>> begin
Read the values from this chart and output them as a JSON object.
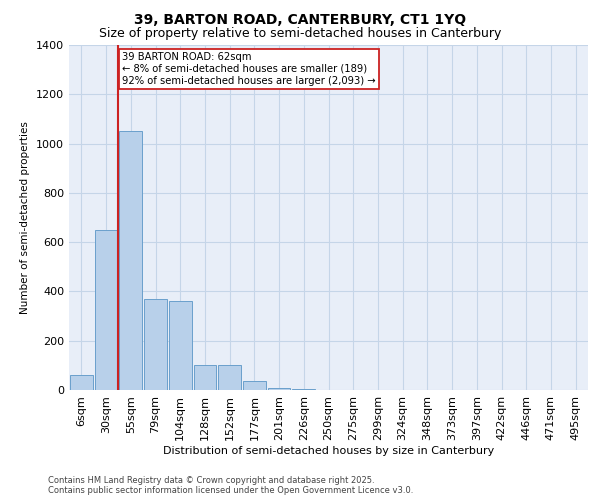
{
  "title_line1": "39, BARTON ROAD, CANTERBURY, CT1 1YQ",
  "title_line2": "Size of property relative to semi-detached houses in Canterbury",
  "xlabel": "Distribution of semi-detached houses by size in Canterbury",
  "ylabel": "Number of semi-detached properties",
  "footnote1": "Contains HM Land Registry data © Crown copyright and database right 2025.",
  "footnote2": "Contains public sector information licensed under the Open Government Licence v3.0.",
  "annotation_title": "39 BARTON ROAD: 62sqm",
  "annotation_line2": "← 8% of semi-detached houses are smaller (189)",
  "annotation_line3": "92% of semi-detached houses are larger (2,093) →",
  "categories": [
    "6sqm",
    "30sqm",
    "55sqm",
    "79sqm",
    "104sqm",
    "128sqm",
    "152sqm",
    "177sqm",
    "201sqm",
    "226sqm",
    "250sqm",
    "275sqm",
    "299sqm",
    "324sqm",
    "348sqm",
    "373sqm",
    "397sqm",
    "422sqm",
    "446sqm",
    "471sqm",
    "495sqm"
  ],
  "values": [
    60,
    650,
    1050,
    370,
    360,
    100,
    100,
    35,
    10,
    5,
    0,
    0,
    0,
    0,
    0,
    0,
    0,
    0,
    0,
    0,
    0
  ],
  "bar_color": "#b8d0ea",
  "bar_edge_color": "#6aa0cc",
  "vline_color": "#cc2222",
  "vline_x_index": 2,
  "grid_color": "#c5d5e8",
  "bg_color": "#e8eef8",
  "ylim": [
    0,
    1400
  ],
  "yticks": [
    0,
    200,
    400,
    600,
    800,
    1000,
    1200,
    1400
  ],
  "tick_fontsize": 8,
  "xlabel_fontsize": 8,
  "ylabel_fontsize": 7.5,
  "title1_fontsize": 10,
  "title2_fontsize": 9,
  "footnote_fontsize": 6
}
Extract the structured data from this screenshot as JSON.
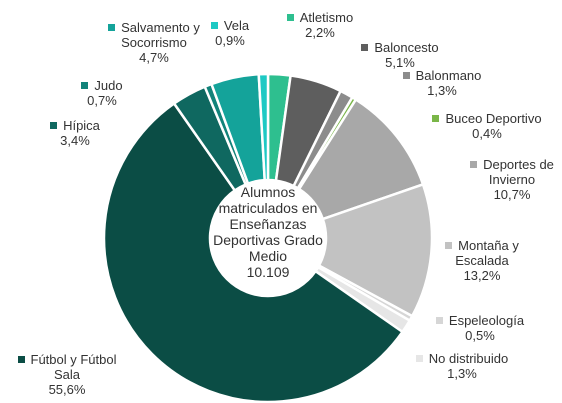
{
  "chart_data": {
    "type": "donut",
    "center_title": "Alumnos matriculados en Enseñanzas Deportivas Grado Medio",
    "center_value": "10.109",
    "categories": [
      "Atletismo",
      "Baloncesto",
      "Balonmano",
      "Buceo Deportivo",
      "Deportes de Invierno",
      "Montaña y Escalada",
      "Espeleología",
      "No distribuido",
      "Fútbol y Fútbol Sala",
      "Hípica",
      "Judo",
      "Salvamento y Socorrismo",
      "Vela"
    ],
    "values": [
      2.2,
      5.1,
      1.3,
      0.4,
      10.7,
      13.2,
      0.5,
      1.3,
      55.6,
      3.4,
      0.7,
      4.7,
      0.9
    ],
    "value_labels": [
      "2,2%",
      "5,1%",
      "1,3%",
      "0,4%",
      "10,7%",
      "13,2%",
      "0,5%",
      "1,3%",
      "55,6%",
      "3,4%",
      "0,7%",
      "4,7%",
      "0,9%"
    ],
    "colors": [
      "#2ebf8f",
      "#5e5e5e",
      "#8c8c8c",
      "#7ab648",
      "#a8a8a8",
      "#c2c2c2",
      "#d6d6d6",
      "#e6e6e6",
      "#0b4d45",
      "#0f6860",
      "#12837a",
      "#14a39a",
      "#1ec9c4"
    ]
  }
}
>> end
* **Direction**
Gather each line holding the string "JSON".

* **Expected output**
Read the values from this chart and output them as a JSON object.
Extract the structured data from this screenshot as JSON.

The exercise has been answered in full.